** start of Extracted information **

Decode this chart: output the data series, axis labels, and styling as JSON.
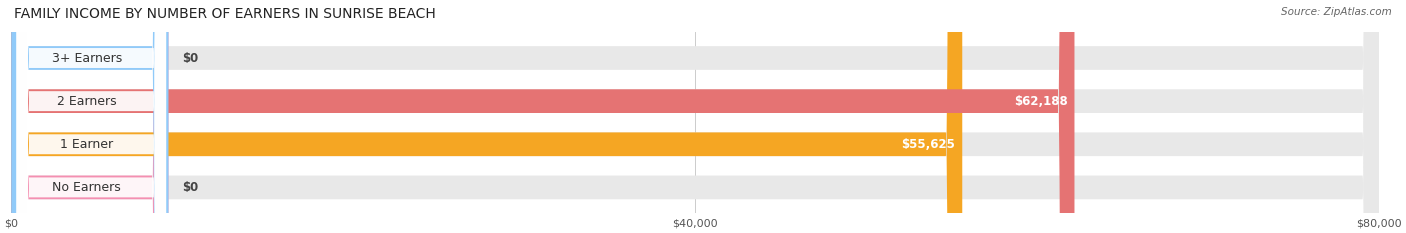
{
  "title": "FAMILY INCOME BY NUMBER OF EARNERS IN SUNRISE BEACH",
  "source_text": "Source: ZipAtlas.com",
  "categories": [
    "No Earners",
    "1 Earner",
    "2 Earners",
    "3+ Earners"
  ],
  "values": [
    0,
    55625,
    62188,
    0
  ],
  "bar_colors": [
    "#f48fb1",
    "#f5a623",
    "#e57373",
    "#90caf9"
  ],
  "label_colors": [
    "#f48fb1",
    "#f5a623",
    "#e57373",
    "#90caf9"
  ],
  "bar_bg_color": "#f0f0f0",
  "value_labels": [
    "$0",
    "$55,625",
    "$62,188",
    "$0"
  ],
  "xlim": [
    0,
    80000
  ],
  "xticks": [
    0,
    40000,
    80000
  ],
  "xtick_labels": [
    "$0",
    "$40,000",
    "$80,000"
  ],
  "figsize": [
    14.06,
    2.33
  ],
  "dpi": 100,
  "background_color": "#ffffff",
  "title_fontsize": 10,
  "label_fontsize": 9,
  "value_fontsize": 8.5
}
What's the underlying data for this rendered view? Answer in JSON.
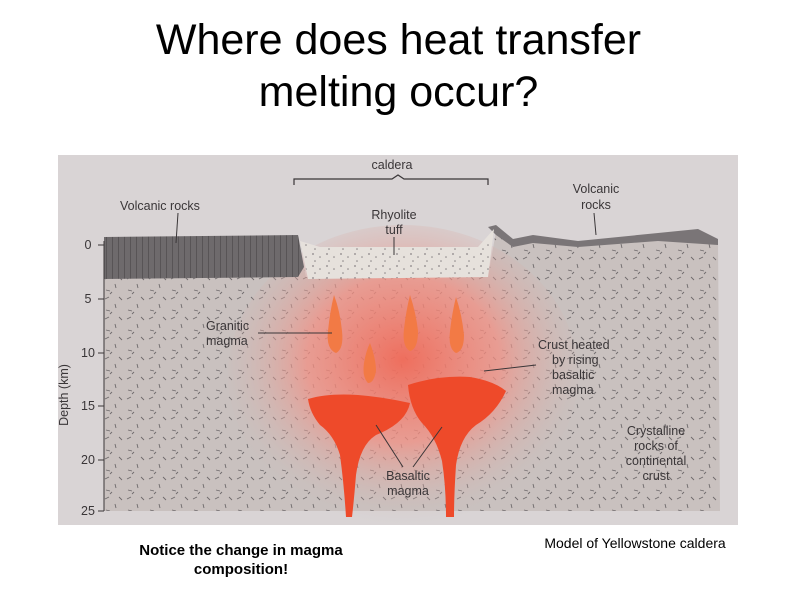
{
  "slide": {
    "title_line1": "Where does heat transfer",
    "title_line2": "melting occur?",
    "caption_left_line1": "Notice the change in magma",
    "caption_left_line2": "composition!",
    "caption_right": "Model of Yellowstone caldera"
  },
  "diagram": {
    "labels": {
      "caldera": "caldera",
      "volcanic_rocks_left": "Volcanic rocks",
      "volcanic_rocks_right_1": "Volcanic",
      "volcanic_rocks_right_2": "rocks",
      "rhyolite_1": "Rhyolite",
      "rhyolite_2": "tuff",
      "granitic_1": "Granitic",
      "granitic_2": "magma",
      "crust_heated_1": "Crust heated",
      "crust_heated_2": "by rising",
      "crust_heated_3": "basaltic",
      "crust_heated_4": "magma",
      "crystalline_1": "Crystalline",
      "crystalline_2": "rocks of",
      "crystalline_3": "continental",
      "crystalline_4": "crust",
      "basaltic_1": "Basaltic",
      "basaltic_2": "magma",
      "depth_axis": "Depth (km)"
    },
    "depth_ticks": [
      "0",
      "5",
      "10",
      "15",
      "20",
      "25"
    ],
    "colors": {
      "crust": "#c9c1bf",
      "heated_zone": "#f08070",
      "magma": "#ee4a2a",
      "granitic_magma": "#f27a45",
      "volcanic_rocks": "#6e6a6c",
      "tuff": "#e6e1dc",
      "background": "#d9d4d5"
    }
  }
}
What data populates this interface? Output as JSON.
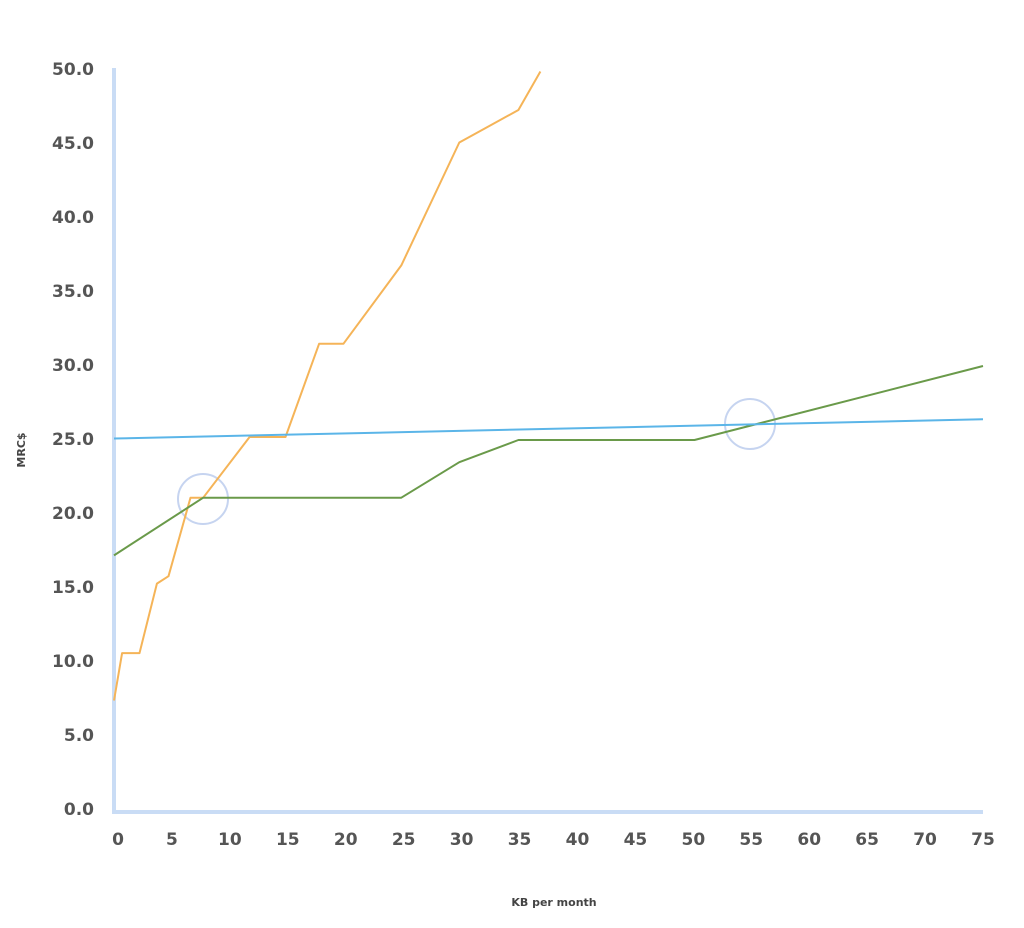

** end of Extracted information **

## Exercise task
The material above holds pictures; copy everything else in it exactly.

## Final answer
Decode this chart: output the data series, axis labels, and styling as JSON.
{
  "title": "FAMILY INCOME BY NUMBER OF EARNERS IN SUNRISE BEACH",
  "source_text": "Source: ZipAtlas.com",
  "categories": [
    "No Earners",
    "1 Earner",
    "2 Earners",
    "3+ Earners"
  ],
  "values": [
    0,
    55625,
    62188,
    0
  ],
  "bar_colors": [
    "#f48fb1",
    "#f5a623",
    "#e57373",
    "#90caf9"
  ],
  "label_colors": [
    "#f48fb1",
    "#f5a623",
    "#e57373",
    "#90caf9"
  ],
  "bar_bg_color": "#f0f0f0",
  "value_labels": [
    "$0",
    "$55,625",
    "$62,188",
    "$0"
  ],
  "xlim": [
    0,
    80000
  ],
  "xticks": [
    0,
    40000,
    80000
  ],
  "xtick_labels": [
    "$0",
    "$40,000",
    "$80,000"
  ],
  "figsize": [
    14.06,
    2.33
  ],
  "dpi": 100,
  "background_color": "#ffffff",
  "title_fontsize": 10,
  "label_fontsize": 9,
  "value_fontsize": 8.5
}
What's the underlying data for this rendered view? Answer in JSON.
{
  "slide": {
    "title_line1": "Where does heat transfer",
    "title_line2": "melting occur?",
    "caption_left_line1": "Notice the change in magma",
    "caption_left_line2": "composition!",
    "caption_right": "Model of Yellowstone caldera"
  },
  "diagram": {
    "labels": {
      "caldera": "caldera",
      "volcanic_rocks_left": "Volcanic rocks",
      "volcanic_rocks_right_1": "Volcanic",
      "volcanic_rocks_right_2": "rocks",
      "rhyolite_1": "Rhyolite",
      "rhyolite_2": "tuff",
      "granitic_1": "Granitic",
      "granitic_2": "magma",
      "crust_heated_1": "Crust heated",
      "crust_heated_2": "by rising",
      "crust_heated_3": "basaltic",
      "crust_heated_4": "magma",
      "crystalline_1": "Crystalline",
      "crystalline_2": "rocks of",
      "crystalline_3": "continental",
      "crystalline_4": "crust",
      "basaltic_1": "Basaltic",
      "basaltic_2": "magma",
      "depth_axis": "Depth (km)"
    },
    "depth_ticks": [
      "0",
      "5",
      "10",
      "15",
      "20",
      "25"
    ],
    "colors": {
      "crust": "#c9c1bf",
      "heated_zone": "#f08070",
      "magma": "#ee4a2a",
      "granitic_magma": "#f27a45",
      "volcanic_rocks": "#6e6a6c",
      "tuff": "#e6e1dc",
      "background": "#d9d4d5"
    }
  }
}
What data populates this interface? Output as JSON.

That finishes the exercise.